• _Working data_:
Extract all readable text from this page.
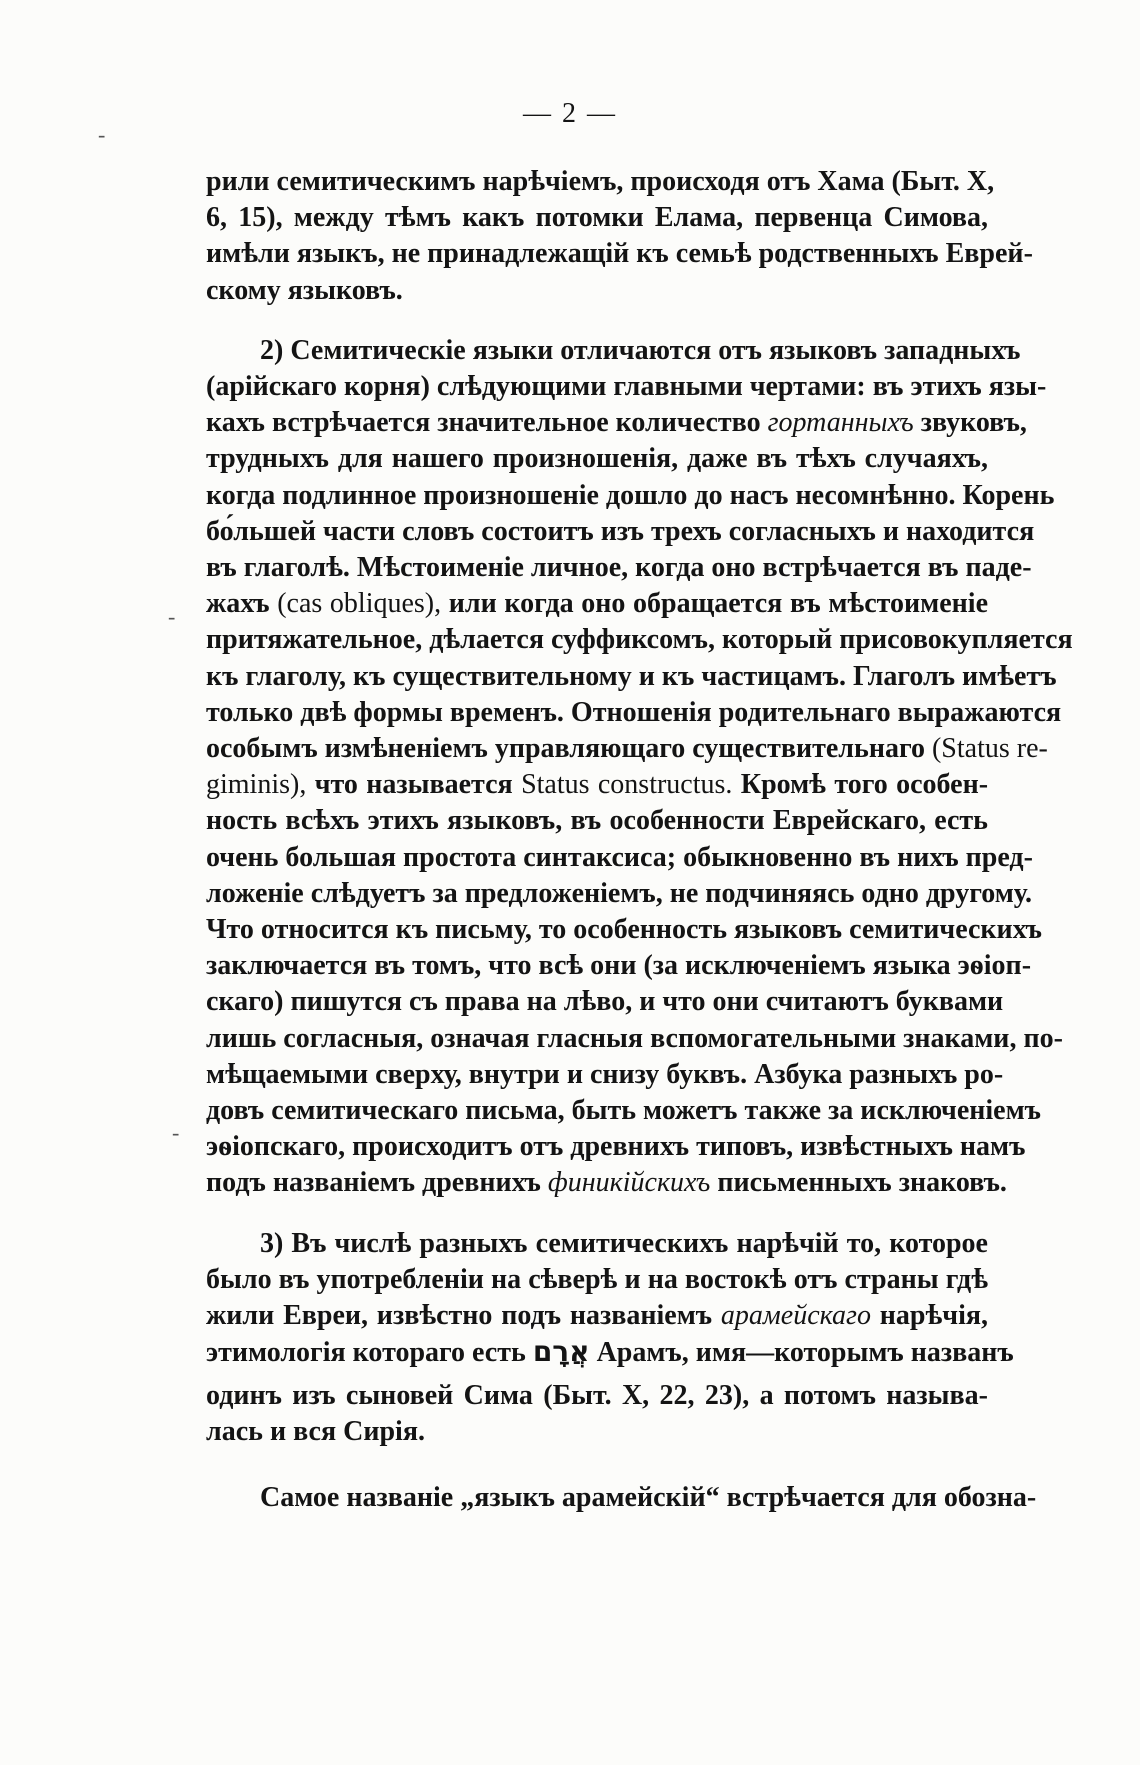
— 2 —
‐
‐
‐
рили семитическимъ нарѣчіемъ, происходя отъ Хама (Быт. X,
6, 15), между тѣмъ какъ потомки Елама, первенца Симова,
имѣли языкъ, не принадлежащій къ семьѣ родственныхъ Еврей-
скому языковъ.
2) Семитическіе языки отличаются отъ языковъ западныхъ
(арійскаго корня) слѣдующими главными чертами: въ этихъ язы-
кахъ встрѣчается значительное количество гортанныхъ звуковъ,
трудныхъ для нашего произношенія, даже въ тѣхъ случаяхъ,
когда подлинное произношеніе дошло до насъ несомнѣнно. Корень
бо́льшей части словъ состоитъ изъ трехъ согласныхъ и находится
въ глаголѣ. Мѣстоименіе личное, когда оно встрѣчается въ паде-
жахъ (cas obliques), или когда оно обращается въ мѣстоименіе
притяжательное, дѣлается суффиксомъ, который присовокупляется
къ глаголу, къ существительному и къ частицамъ. Глаголъ имѣетъ
только двѣ формы временъ. Отношенія родительнаго выражаются
особымъ измѣненіемъ управляющаго существительнаго (Status re-
giminis), что называется Status constructus. Кромѣ того особен-
ность всѣхъ этихъ языковъ, въ особенности Еврейскаго, есть
очень большая простота синтаксиса; обыкновенно въ нихъ пред-
ложеніе слѣдуетъ за предложеніемъ, не подчиняясь одно другому.
Что относится къ письму, то особенность языковъ семитическихъ
заключается въ томъ, что всѣ они (за исключеніемъ языка эѳіоп-
скаго) пишутся съ права на лѣво, и что они считаютъ буквами
лишь согласныя, означая гласныя вспомогательными знаками, по-
мѣщаемыми сверху, внутри и снизу буквъ. Азбука разныхъ ро-
довъ семитическаго письма, быть можетъ также за исключеніемъ
эѳіопскаго, происходитъ отъ древнихъ типовъ, извѣстныхъ намъ
подъ названіемъ древнихъ финикійскихъ письменныхъ знаковъ.
3) Въ числѣ разныхъ семитическихъ нарѣчій то, которое
было въ употребленіи на сѣверѣ и на востокѣ отъ страны гдѣ
жили Евреи, извѣстно подъ названіемъ арамейскаго нарѣчія,
этимологія котораго есть אֲרָם Арамъ, имя—которымъ названъ
одинъ изъ сыновей Сима (Быт. X, 22, 23), а потомъ называ-
лась и вся Сирія.
Самое названіе „языкъ арамейскій“ встрѣчается для обозна-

• _Goal_:
What is the number of lines in this material that hold the string "языковъ"? Answer with that number only.

• _Task solution_:
4